*DESCRIPTION OF THE TASK*:
Each record below is to be reproduced without any change.

*DATA*:
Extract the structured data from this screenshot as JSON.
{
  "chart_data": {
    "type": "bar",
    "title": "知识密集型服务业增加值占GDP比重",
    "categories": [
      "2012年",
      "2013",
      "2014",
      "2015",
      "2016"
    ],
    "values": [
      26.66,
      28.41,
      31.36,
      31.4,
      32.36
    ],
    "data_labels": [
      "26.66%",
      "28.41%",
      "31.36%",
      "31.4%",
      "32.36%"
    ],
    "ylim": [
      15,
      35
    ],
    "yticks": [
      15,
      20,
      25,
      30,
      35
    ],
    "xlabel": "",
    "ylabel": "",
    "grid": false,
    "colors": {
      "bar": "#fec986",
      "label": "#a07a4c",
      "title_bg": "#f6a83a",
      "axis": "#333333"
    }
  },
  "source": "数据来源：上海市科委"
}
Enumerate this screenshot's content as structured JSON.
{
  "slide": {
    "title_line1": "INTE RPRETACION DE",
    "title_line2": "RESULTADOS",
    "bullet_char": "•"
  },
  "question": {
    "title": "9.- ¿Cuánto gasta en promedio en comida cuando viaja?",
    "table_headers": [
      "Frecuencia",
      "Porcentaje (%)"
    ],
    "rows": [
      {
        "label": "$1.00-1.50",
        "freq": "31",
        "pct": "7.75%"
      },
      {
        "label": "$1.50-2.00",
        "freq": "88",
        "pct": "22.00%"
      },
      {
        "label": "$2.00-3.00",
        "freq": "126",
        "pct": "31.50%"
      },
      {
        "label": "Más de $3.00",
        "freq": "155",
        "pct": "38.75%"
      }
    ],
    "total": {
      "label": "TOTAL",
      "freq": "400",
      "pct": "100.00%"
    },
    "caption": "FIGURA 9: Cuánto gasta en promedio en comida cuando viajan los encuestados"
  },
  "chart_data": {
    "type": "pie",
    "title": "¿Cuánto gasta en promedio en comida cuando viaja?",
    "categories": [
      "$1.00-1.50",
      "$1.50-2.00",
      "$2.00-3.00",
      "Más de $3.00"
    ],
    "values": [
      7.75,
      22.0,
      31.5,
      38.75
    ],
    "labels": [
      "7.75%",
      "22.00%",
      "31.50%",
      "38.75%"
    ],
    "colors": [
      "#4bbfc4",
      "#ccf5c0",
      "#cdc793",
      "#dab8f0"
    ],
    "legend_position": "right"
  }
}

*TASK RESPONSE*:
Extract the structured data from this screenshot as JSON.
{
  "chart_data": {
    "type": "bar",
    "title": "知识密集型服务业增加值占GDP比重",
    "categories": [
      "2012年",
      "2013",
      "2014",
      "2015",
      "2016"
    ],
    "values": [
      26.66,
      28.41,
      31.36,
      31.4,
      32.36
    ],
    "data_labels": [
      "26.66%",
      "28.41%",
      "31.36%",
      "31.4%",
      "32.36%"
    ],
    "ylim": [
      15,
      35
    ],
    "yticks": [
      15,
      20,
      25,
      30,
      35
    ],
    "xlabel": "",
    "ylabel": "",
    "grid": false,
    "colors": {
      "bar": "#fec986",
      "label": "#a07a4c",
      "title_bg": "#f6a83a",
      "axis": "#333333"
    }
  },
  "source": "数据来源：上海市科委"
}
Enumerate this screenshot's content as structured JSON.
{
  "slide": {
    "title_line1": "INTE RPRETACION DE",
    "title_line2": "RESULTADOS",
    "bullet_char": "•"
  },
  "question": {
    "title": "9.- ¿Cuánto gasta en promedio en comida cuando viaja?",
    "table_headers": [
      "Frecuencia",
      "Porcentaje (%)"
    ],
    "rows": [
      {
        "label": "$1.00-1.50",
        "freq": "31",
        "pct": "7.75%"
      },
      {
        "label": "$1.50-2.00",
        "freq": "88",
        "pct": "22.00%"
      },
      {
        "label": "$2.00-3.00",
        "freq": "126",
        "pct": "31.50%"
      },
      {
        "label": "Más de $3.00",
        "freq": "155",
        "pct": "38.75%"
      }
    ],
    "total": {
      "label": "TOTAL",
      "freq": "400",
      "pct": "100.00%"
    },
    "caption": "FIGURA 9: Cuánto gasta en promedio en comida cuando viajan los encuestados"
  },
  "chart_data": {
    "type": "pie",
    "title": "¿Cuánto gasta en promedio en comida cuando viaja?",
    "categories": [
      "$1.00-1.50",
      "$1.50-2.00",
      "$2.00-3.00",
      "Más de $3.00"
    ],
    "values": [
      7.75,
      22.0,
      31.5,
      38.75
    ],
    "labels": [
      "7.75%",
      "22.00%",
      "31.50%",
      "38.75%"
    ],
    "colors": [
      "#4bbfc4",
      "#ccf5c0",
      "#cdc793",
      "#dab8f0"
    ],
    "legend_position": "right"
  }
}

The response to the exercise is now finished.